**GIVEN RECORDS**
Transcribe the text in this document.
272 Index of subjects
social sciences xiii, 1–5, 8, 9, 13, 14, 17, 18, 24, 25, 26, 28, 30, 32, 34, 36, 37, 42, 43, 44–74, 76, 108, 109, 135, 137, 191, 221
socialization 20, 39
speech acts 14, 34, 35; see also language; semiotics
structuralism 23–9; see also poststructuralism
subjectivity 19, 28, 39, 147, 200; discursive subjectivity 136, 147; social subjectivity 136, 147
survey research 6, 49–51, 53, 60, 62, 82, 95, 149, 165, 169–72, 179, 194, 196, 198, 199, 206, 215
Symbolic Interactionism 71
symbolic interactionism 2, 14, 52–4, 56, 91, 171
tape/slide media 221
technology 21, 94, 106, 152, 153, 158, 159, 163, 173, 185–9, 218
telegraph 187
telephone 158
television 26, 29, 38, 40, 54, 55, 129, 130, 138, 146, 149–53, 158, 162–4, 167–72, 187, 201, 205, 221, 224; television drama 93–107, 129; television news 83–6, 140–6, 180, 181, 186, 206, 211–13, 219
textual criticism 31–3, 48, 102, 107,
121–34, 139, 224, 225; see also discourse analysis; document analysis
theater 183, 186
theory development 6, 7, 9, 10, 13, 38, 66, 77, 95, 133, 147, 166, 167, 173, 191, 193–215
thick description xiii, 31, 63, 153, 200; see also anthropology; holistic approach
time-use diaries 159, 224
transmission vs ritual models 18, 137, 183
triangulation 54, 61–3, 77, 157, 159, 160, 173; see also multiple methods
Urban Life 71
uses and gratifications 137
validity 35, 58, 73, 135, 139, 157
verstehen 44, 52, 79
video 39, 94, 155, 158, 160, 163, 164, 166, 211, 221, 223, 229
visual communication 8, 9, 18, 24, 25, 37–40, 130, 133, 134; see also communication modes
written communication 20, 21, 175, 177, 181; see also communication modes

**PROBLEM DETAILS**
Write every entry out again exactly.

**ANSWER TO THE PROBLEM**
Transcribe the text in this document.
272 Index of subjects
social sciences xiii, 1–5, 8, 9, 13, 14, 17, 18, 24, 25, 26, 28, 30, 32, 34, 36, 37, 42, 43, 44–74, 76, 108, 109, 135, 137, 191, 221
socialization 20, 39
speech acts 14, 34, 35; see also language; semiotics
structuralism 23–9; see also poststructuralism
subjectivity 19, 28, 39, 147, 200; discursive subjectivity 136, 147; social subjectivity 136, 147
survey research 6, 49–51, 53, 60, 62, 82, 95, 149, 165, 169–72, 179, 194, 196, 198, 199, 206, 215
Symbolic Interactionism 71
symbolic interactionism 2, 14, 52–4, 56, 91, 171
tape/slide media 221
technology 21, 94, 106, 152, 153, 158, 159, 163, 173, 185–9, 218
telegraph 187
telephone 158
television 26, 29, 38, 40, 54, 55, 129, 130, 138, 146, 149–53, 158, 162–4, 167–72, 187, 201, 205, 221, 224; television drama 93–107, 129; television news 83–6, 140–6, 180, 181, 186, 206, 211–13, 219
textual criticism 31–3, 48, 102, 107,
121–34, 139, 224, 225; see also discourse analysis; document analysis
theater 183, 186
theory development 6, 7, 9, 10, 13, 38, 66, 77, 95, 133, 147, 166, 167, 173, 191, 193–215
thick description xiii, 31, 63, 153, 200; see also anthropology; holistic approach
time-use diaries 159, 224
transmission vs ritual models 18, 137, 183
triangulation 54, 61–3, 77, 157, 159, 160, 173; see also multiple methods
Urban Life 71
uses and gratifications 137
validity 35, 58, 73, 135, 139, 157
verstehen 44, 52, 79
video 39, 94, 155, 158, 160, 163, 164, 166, 211, 221, 223, 229
visual communication 8, 9, 18, 24, 25, 37–40, 130, 133, 134; see also communication modes
written communication 20, 21, 175, 177, 181; see also communication modes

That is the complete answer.